---------- PROVIDED DATA

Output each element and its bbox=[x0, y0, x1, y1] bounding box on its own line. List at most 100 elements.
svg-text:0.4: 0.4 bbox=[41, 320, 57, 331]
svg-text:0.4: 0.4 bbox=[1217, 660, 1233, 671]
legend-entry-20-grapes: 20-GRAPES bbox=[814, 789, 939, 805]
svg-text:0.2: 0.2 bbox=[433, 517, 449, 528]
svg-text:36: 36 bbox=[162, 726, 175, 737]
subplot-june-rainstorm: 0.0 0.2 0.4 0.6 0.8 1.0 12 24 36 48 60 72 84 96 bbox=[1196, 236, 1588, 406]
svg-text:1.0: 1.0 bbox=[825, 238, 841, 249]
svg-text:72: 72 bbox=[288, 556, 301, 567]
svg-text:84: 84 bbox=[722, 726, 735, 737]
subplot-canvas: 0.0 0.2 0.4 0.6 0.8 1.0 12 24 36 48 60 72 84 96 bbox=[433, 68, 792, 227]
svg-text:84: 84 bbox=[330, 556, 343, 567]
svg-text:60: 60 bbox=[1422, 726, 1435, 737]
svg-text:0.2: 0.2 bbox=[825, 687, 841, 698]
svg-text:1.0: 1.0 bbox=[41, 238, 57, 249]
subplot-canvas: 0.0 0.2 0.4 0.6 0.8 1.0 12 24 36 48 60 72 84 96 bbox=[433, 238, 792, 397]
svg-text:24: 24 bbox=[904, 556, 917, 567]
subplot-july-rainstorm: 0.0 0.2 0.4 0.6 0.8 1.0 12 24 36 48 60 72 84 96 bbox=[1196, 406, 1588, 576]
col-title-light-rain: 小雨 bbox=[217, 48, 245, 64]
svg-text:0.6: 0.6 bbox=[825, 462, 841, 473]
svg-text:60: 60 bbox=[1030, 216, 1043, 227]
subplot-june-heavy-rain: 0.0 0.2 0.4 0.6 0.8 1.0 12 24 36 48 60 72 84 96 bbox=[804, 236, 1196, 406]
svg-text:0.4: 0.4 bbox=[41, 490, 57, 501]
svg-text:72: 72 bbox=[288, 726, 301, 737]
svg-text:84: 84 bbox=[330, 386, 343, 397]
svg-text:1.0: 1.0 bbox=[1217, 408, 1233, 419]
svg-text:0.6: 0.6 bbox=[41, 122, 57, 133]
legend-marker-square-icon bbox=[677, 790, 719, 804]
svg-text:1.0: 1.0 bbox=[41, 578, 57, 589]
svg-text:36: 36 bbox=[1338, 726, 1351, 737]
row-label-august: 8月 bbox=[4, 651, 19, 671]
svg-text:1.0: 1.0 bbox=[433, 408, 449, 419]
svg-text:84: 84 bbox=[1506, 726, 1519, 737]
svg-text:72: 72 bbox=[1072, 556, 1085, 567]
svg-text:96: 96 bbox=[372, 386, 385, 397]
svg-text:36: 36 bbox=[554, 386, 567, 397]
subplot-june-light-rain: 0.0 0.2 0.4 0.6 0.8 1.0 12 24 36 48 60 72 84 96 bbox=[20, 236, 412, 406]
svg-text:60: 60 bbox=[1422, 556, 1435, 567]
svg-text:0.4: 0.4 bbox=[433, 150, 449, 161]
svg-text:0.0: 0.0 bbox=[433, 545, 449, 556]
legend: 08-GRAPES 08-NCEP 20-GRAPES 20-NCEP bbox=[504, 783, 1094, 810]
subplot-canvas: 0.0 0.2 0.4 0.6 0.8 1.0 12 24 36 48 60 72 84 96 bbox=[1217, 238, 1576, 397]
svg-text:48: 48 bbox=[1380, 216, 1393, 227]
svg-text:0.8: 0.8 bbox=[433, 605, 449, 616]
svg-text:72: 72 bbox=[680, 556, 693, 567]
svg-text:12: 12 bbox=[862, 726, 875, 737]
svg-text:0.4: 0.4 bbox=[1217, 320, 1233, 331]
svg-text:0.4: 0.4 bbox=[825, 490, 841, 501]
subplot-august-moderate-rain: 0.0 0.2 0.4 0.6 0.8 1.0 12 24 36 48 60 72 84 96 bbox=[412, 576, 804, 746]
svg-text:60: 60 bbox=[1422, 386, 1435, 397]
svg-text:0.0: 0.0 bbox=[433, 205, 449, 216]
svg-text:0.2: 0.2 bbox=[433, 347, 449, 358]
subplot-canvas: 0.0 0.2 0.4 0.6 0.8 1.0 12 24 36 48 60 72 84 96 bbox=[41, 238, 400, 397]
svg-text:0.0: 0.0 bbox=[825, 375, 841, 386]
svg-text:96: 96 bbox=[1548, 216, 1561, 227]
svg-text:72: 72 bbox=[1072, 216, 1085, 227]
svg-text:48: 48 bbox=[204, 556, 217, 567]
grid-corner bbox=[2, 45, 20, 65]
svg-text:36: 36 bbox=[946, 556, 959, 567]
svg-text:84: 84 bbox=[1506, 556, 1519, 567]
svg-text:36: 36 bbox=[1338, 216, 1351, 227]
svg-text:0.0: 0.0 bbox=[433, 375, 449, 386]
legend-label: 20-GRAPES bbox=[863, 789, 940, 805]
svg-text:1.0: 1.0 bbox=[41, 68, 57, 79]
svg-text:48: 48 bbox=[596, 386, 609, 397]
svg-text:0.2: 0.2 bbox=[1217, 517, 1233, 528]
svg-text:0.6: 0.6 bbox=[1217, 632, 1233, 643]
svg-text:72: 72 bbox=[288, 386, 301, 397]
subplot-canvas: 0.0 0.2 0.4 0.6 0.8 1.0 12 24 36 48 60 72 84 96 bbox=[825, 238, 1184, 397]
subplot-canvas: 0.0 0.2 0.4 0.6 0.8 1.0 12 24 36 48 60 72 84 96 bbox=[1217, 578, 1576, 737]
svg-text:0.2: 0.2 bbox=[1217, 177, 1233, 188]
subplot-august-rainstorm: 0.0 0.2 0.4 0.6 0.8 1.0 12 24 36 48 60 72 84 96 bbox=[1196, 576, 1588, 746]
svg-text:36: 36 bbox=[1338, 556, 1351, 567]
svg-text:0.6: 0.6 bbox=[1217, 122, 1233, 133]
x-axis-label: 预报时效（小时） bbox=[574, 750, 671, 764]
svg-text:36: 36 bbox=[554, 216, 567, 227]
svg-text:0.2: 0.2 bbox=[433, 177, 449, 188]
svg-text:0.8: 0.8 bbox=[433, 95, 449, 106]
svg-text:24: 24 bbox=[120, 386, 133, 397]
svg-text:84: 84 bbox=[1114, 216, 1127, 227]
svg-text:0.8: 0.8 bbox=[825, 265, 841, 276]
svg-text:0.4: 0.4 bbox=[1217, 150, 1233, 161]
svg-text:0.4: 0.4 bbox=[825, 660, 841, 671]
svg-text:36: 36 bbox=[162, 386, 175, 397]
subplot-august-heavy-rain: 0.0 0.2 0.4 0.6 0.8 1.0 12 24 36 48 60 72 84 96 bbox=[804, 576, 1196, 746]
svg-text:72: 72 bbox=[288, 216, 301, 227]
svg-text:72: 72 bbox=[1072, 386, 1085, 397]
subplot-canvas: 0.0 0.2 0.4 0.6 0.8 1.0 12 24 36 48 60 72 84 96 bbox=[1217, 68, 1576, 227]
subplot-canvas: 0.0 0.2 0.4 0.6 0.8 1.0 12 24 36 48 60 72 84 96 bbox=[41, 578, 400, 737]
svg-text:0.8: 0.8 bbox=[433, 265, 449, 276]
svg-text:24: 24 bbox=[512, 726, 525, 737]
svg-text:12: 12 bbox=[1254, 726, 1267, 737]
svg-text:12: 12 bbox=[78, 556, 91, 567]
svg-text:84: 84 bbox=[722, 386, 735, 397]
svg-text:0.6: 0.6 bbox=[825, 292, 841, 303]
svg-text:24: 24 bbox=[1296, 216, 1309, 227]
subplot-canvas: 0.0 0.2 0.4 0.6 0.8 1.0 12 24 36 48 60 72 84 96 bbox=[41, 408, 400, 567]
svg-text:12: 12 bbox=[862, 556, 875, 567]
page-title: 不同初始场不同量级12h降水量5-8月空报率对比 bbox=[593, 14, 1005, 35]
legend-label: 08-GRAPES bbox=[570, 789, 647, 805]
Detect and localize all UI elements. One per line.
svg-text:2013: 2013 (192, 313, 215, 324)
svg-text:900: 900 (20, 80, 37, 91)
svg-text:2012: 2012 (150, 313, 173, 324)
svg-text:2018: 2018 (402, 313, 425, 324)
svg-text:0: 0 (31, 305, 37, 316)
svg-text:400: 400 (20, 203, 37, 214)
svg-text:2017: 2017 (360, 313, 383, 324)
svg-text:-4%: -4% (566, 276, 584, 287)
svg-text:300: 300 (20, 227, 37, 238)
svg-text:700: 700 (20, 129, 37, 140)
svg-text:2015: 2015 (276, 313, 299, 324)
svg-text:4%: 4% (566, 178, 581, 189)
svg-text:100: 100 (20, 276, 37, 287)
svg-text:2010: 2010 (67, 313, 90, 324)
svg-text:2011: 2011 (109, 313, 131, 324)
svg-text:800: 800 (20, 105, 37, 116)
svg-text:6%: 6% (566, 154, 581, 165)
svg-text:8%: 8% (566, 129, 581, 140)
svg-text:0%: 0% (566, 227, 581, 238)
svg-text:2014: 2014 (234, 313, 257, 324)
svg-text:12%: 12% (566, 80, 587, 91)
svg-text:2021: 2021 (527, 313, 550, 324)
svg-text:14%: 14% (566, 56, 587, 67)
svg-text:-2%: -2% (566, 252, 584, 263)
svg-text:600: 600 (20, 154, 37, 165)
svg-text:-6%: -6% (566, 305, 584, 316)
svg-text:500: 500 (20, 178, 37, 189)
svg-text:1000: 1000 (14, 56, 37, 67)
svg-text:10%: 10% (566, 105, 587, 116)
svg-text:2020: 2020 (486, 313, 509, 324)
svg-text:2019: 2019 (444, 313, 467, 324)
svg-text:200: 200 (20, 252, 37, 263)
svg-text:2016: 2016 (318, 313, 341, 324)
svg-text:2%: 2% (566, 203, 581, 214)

--------------------

--- EXERCISE PROMPT ---
Reproduce the lines from the first one through the line containing "svg-text:1.0: 1.0 bbox=[41, 238, 57, 249]", with both ends included and each line unchanged.

--- SOLUTION TO THIS TASK ---
Output each element and its bbox=[x0, y0, x1, y1] bounding box on its own line. List at most 100 elements.
svg-text:0.4: 0.4 bbox=[41, 320, 57, 331]
svg-text:0.4: 0.4 bbox=[1217, 660, 1233, 671]
legend-entry-20-grapes: 20-GRAPES bbox=[814, 789, 939, 805]
svg-text:0.2: 0.2 bbox=[433, 517, 449, 528]
svg-text:36: 36 bbox=[162, 726, 175, 737]
subplot-june-rainstorm: 0.0 0.2 0.4 0.6 0.8 1.0 12 24 36 48 60 72 84 96 bbox=[1196, 236, 1588, 406]
svg-text:1.0: 1.0 bbox=[825, 238, 841, 249]
svg-text:72: 72 bbox=[288, 556, 301, 567]
svg-text:84: 84 bbox=[722, 726, 735, 737]
subplot-canvas: 0.0 0.2 0.4 0.6 0.8 1.0 12 24 36 48 60 72 84 96 bbox=[433, 68, 792, 227]
svg-text:84: 84 bbox=[330, 556, 343, 567]
svg-text:60: 60 bbox=[1422, 726, 1435, 737]
svg-text:0.2: 0.2 bbox=[825, 687, 841, 698]
svg-text:1.0: 1.0 bbox=[41, 238, 57, 249]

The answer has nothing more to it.